### [WRITTEN REQUEST]
Every record below should be printed exactly as it appears.

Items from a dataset
━━━━━━

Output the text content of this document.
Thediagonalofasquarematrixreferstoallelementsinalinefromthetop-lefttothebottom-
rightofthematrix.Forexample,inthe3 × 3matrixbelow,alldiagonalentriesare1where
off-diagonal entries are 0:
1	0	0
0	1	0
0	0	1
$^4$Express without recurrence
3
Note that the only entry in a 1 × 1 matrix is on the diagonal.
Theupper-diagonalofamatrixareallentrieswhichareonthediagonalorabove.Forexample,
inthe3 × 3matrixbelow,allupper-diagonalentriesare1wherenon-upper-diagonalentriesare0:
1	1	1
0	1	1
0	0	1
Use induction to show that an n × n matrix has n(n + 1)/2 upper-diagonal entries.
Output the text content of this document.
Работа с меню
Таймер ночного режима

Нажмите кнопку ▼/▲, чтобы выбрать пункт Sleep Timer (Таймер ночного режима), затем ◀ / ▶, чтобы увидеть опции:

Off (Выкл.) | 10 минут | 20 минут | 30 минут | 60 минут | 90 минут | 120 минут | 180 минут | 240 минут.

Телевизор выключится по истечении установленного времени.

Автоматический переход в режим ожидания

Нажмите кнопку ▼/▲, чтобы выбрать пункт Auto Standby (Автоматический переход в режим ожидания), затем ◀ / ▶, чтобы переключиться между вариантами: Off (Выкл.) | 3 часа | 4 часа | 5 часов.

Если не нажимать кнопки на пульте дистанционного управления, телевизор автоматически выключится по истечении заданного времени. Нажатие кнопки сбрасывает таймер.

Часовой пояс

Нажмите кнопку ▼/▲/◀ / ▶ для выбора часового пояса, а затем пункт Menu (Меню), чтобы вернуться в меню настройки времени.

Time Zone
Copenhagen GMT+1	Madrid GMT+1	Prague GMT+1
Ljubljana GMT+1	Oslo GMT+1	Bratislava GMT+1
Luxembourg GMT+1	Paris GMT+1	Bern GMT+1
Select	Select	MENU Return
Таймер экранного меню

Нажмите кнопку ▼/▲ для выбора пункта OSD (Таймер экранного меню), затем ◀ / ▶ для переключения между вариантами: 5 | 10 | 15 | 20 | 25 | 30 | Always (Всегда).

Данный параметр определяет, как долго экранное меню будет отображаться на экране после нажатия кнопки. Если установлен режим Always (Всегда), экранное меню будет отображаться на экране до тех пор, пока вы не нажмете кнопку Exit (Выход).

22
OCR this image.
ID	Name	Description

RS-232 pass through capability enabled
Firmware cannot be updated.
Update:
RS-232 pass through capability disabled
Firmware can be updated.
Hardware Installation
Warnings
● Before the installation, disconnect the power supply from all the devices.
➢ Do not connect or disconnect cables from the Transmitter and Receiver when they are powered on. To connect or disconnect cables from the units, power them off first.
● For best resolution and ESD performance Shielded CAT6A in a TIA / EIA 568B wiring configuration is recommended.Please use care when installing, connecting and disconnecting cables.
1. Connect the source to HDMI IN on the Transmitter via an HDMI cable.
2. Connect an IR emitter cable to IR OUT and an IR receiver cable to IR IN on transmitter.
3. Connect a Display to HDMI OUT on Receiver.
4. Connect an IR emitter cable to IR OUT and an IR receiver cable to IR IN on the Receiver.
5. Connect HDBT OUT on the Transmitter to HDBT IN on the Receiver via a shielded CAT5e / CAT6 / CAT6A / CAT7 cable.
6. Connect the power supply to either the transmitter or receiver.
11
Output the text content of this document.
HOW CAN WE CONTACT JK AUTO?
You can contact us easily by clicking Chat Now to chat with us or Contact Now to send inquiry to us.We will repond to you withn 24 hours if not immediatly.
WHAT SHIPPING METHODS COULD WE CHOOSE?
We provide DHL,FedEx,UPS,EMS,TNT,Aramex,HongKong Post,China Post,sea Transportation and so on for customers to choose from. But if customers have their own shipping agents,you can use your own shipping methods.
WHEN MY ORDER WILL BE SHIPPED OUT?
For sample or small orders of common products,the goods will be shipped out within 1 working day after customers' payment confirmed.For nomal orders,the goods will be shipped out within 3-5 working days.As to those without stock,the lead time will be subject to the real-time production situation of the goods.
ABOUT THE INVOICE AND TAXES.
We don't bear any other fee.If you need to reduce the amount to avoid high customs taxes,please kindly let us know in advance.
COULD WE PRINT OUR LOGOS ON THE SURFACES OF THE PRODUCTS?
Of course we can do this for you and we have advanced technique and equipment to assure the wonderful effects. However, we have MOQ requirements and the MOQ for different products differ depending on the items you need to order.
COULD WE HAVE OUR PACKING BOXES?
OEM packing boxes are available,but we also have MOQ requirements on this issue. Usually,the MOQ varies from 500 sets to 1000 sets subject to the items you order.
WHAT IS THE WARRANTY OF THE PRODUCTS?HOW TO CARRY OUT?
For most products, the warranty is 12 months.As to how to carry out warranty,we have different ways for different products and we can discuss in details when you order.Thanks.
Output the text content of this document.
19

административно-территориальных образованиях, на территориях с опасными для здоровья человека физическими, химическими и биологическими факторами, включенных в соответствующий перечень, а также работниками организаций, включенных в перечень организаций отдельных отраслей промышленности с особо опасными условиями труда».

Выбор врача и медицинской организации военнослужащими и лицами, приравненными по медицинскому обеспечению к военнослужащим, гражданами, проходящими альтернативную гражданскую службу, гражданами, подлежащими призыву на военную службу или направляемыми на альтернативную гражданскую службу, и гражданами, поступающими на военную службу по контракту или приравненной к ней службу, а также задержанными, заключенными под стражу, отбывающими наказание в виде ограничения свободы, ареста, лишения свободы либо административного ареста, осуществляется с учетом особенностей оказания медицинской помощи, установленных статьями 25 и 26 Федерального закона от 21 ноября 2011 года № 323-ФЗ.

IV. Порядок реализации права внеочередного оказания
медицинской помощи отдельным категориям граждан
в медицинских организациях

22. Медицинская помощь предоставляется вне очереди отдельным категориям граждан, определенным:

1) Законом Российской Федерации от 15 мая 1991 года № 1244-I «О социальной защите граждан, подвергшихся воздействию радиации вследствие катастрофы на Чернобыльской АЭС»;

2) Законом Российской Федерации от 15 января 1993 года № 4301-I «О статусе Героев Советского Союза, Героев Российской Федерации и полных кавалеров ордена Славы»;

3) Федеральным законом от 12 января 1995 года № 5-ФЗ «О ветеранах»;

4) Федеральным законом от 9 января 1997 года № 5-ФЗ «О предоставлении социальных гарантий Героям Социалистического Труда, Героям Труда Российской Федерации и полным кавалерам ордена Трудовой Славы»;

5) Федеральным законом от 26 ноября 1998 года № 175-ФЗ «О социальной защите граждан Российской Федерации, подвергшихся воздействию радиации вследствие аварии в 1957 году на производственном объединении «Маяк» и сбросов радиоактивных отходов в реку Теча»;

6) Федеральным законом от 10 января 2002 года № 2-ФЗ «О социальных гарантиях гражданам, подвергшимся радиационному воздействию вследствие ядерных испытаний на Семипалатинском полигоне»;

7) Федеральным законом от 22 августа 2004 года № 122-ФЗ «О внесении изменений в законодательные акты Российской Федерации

━━━━━━

### [TASK RESPONSE]
Output the text content of this document.
Thediagonalofasquarematrixreferstoallelementsinalinefromthetop-lefttothebottom-
rightofthematrix.Forexample,inthe3 × 3matrixbelow,alldiagonalentriesare1where
off-diagonal entries are 0:
1	0	0
0	1	0
0	0	1
$^4$Express without recurrence
3
Note that the only entry in a 1 × 1 matrix is on the diagonal.
Theupper-diagonalofamatrixareallentrieswhichareonthediagonalorabove.Forexample,
inthe3 × 3matrixbelow,allupper-diagonalentriesare1wherenon-upper-diagonalentriesare0:
1	1	1
0	1	1
0	0	1
Use induction to show that an n × n matrix has n(n + 1)/2 upper-diagonal entries.
Output the text content of this document.
Работа с меню
Таймер ночного режима

Нажмите кнопку ▼/▲, чтобы выбрать пункт Sleep Timer (Таймер ночного режима), затем ◀ / ▶, чтобы увидеть опции:

Off (Выкл.) | 10 минут | 20 минут | 30 минут | 60 минут | 90 минут | 120 минут | 180 минут | 240 минут.

Телевизор выключится по истечении установленного времени.

Автоматический переход в режим ожидания

Нажмите кнопку ▼/▲, чтобы выбрать пункт Auto Standby (Автоматический переход в режим ожидания), затем ◀ / ▶, чтобы переключиться между вариантами: Off (Выкл.) | 3 часа | 4 часа | 5 часов.

Если не нажимать кнопки на пульте дистанционного управления, телевизор автоматически выключится по истечении заданного времени. Нажатие кнопки сбрасывает таймер.

Часовой пояс

Нажмите кнопку ▼/▲/◀ / ▶ для выбора часового пояса, а затем пункт Menu (Меню), чтобы вернуться в меню настройки времени.

Time Zone
Copenhagen GMT+1	Madrid GMT+1	Prague GMT+1
Ljubljana GMT+1	Oslo GMT+1	Bratislava GMT+1
Luxembourg GMT+1	Paris GMT+1	Bern GMT+1
Select	Select	MENU Return
Таймер экранного меню

Нажмите кнопку ▼/▲ для выбора пункта OSD (Таймер экранного меню), затем ◀ / ▶ для переключения между вариантами: 5 | 10 | 15 | 20 | 25 | 30 | Always (Всегда).

Данный параметр определяет, как долго экранное меню будет отображаться на экране после нажатия кнопки. Если установлен режим Always (Всегда), экранное меню будет отображаться на экране до тех пор, пока вы не нажмете кнопку Exit (Выход).

22
OCR this image.
ID	Name	Description

RS-232 pass through capability enabled
Firmware cannot be updated.
Update:
RS-232 pass through capability disabled
Firmware can be updated.
Hardware Installation
Warnings
● Before the installation, disconnect the power supply from all the devices.
➢ Do not connect or disconnect cables from the Transmitter and Receiver when they are powered on. To connect or disconnect cables from the units, power them off first.
● For best resolution and ESD performance Shielded CAT6A in a TIA / EIA 568B wiring configuration is recommended.Please use care when installing, connecting and disconnecting cables.
1. Connect the source to HDMI IN on the Transmitter via an HDMI cable.
2. Connect an IR emitter cable to IR OUT and an IR receiver cable to IR IN on transmitter.
3. Connect a Display to HDMI OUT on Receiver.
4. Connect an IR emitter cable to IR OUT and an IR receiver cable to IR IN on the Receiver.
5. Connect HDBT OUT on the Transmitter to HDBT IN on the Receiver via a shielded CAT5e / CAT6 / CAT6A / CAT7 cable.
6. Connect the power supply to either the transmitter or receiver.
11
Output the text content of this document.
HOW CAN WE CONTACT JK AUTO?
You can contact us easily by clicking Chat Now to chat with us or Contact Now to send inquiry to us.We will repond to you withn 24 hours if not immediatly.
WHAT SHIPPING METHODS COULD WE CHOOSE?
We provide DHL,FedEx,UPS,EMS,TNT,Aramex,HongKong Post,China Post,sea Transportation and so on for customers to choose from. But if customers have their own shipping agents,you can use your own shipping methods.
WHEN MY ORDER WILL BE SHIPPED OUT?
For sample or small orders of common products,the goods will be shipped out within 1 working day after customers' payment confirmed.For nomal orders,the goods will be shipped out within 3-5 working days.As to those without stock,the lead time will be subject to the real-time production situation of the goods.
ABOUT THE INVOICE AND TAXES.
We don't bear any other fee.If you need to reduce the amount to avoid high customs taxes,please kindly let us know in advance.
COULD WE PRINT OUR LOGOS ON THE SURFACES OF THE PRODUCTS?
Of course we can do this for you and we have advanced technique and equipment to assure the wonderful effects. However, we have MOQ requirements and the MOQ for different products differ depending on the items you need to order.
COULD WE HAVE OUR PACKING BOXES?
OEM packing boxes are available,but we also have MOQ requirements on this issue. Usually,the MOQ varies from 500 sets to 1000 sets subject to the items you order.
WHAT IS THE WARRANTY OF THE PRODUCTS?HOW TO CARRY OUT?
For most products, the warranty is 12 months.As to how to carry out warranty,we have different ways for different products and we can discuss in details when you order.Thanks.
Output the text content of this document.
19

административно-территориальных образованиях, на территориях с опасными для здоровья человека физическими, химическими и биологическими факторами, включенных в соответствующий перечень, а также работниками организаций, включенных в перечень организаций отдельных отраслей промышленности с особо опасными условиями труда».

Выбор врача и медицинской организации военнослужащими и лицами, приравненными по медицинскому обеспечению к военнослужащим, гражданами, проходящими альтернативную гражданскую службу, гражданами, подлежащими призыву на военную службу или направляемыми на альтернативную гражданскую службу, и гражданами, поступающими на военную службу по контракту или приравненной к ней службу, а также задержанными, заключенными под стражу, отбывающими наказание в виде ограничения свободы, ареста, лишения свободы либо административного ареста, осуществляется с учетом особенностей оказания медицинской помощи, установленных статьями 25 и 26 Федерального закона от 21 ноября 2011 года № 323-ФЗ.

IV. Порядок реализации права внеочередного оказания
медицинской помощи отдельным категориям граждан
в медицинских организациях

22. Медицинская помощь предоставляется вне очереди отдельным категориям граждан, определенным:

1) Законом Российской Федерации от 15 мая 1991 года № 1244-I «О социальной защите граждан, подвергшихся воздействию радиации вследствие катастрофы на Чернобыльской АЭС»;

2) Законом Российской Федерации от 15 января 1993 года № 4301-I «О статусе Героев Советского Союза, Героев Российской Федерации и полных кавалеров ордена Славы»;

3) Федеральным законом от 12 января 1995 года № 5-ФЗ «О ветеранах»;

4) Федеральным законом от 9 января 1997 года № 5-ФЗ «О предоставлении социальных гарантий Героям Социалистического Труда, Героям Труда Российской Федерации и полным кавалерам ордена Трудовой Славы»;

5) Федеральным законом от 26 ноября 1998 года № 175-ФЗ «О социальной защите граждан Российской Федерации, подвергшихся воздействию радиации вследствие аварии в 1957 году на производственном объединении «Маяк» и сбросов радиоактивных отходов в реку Теча»;

6) Федеральным законом от 10 января 2002 года № 2-ФЗ «О социальных гарантиях гражданам, подвергшимся радиационному воздействию вследствие ядерных испытаний на Семипалатинском полигоне»;

7) Федеральным законом от 22 августа 2004 года № 122-ФЗ «О внесении изменений в законодательные акты Российской Федерации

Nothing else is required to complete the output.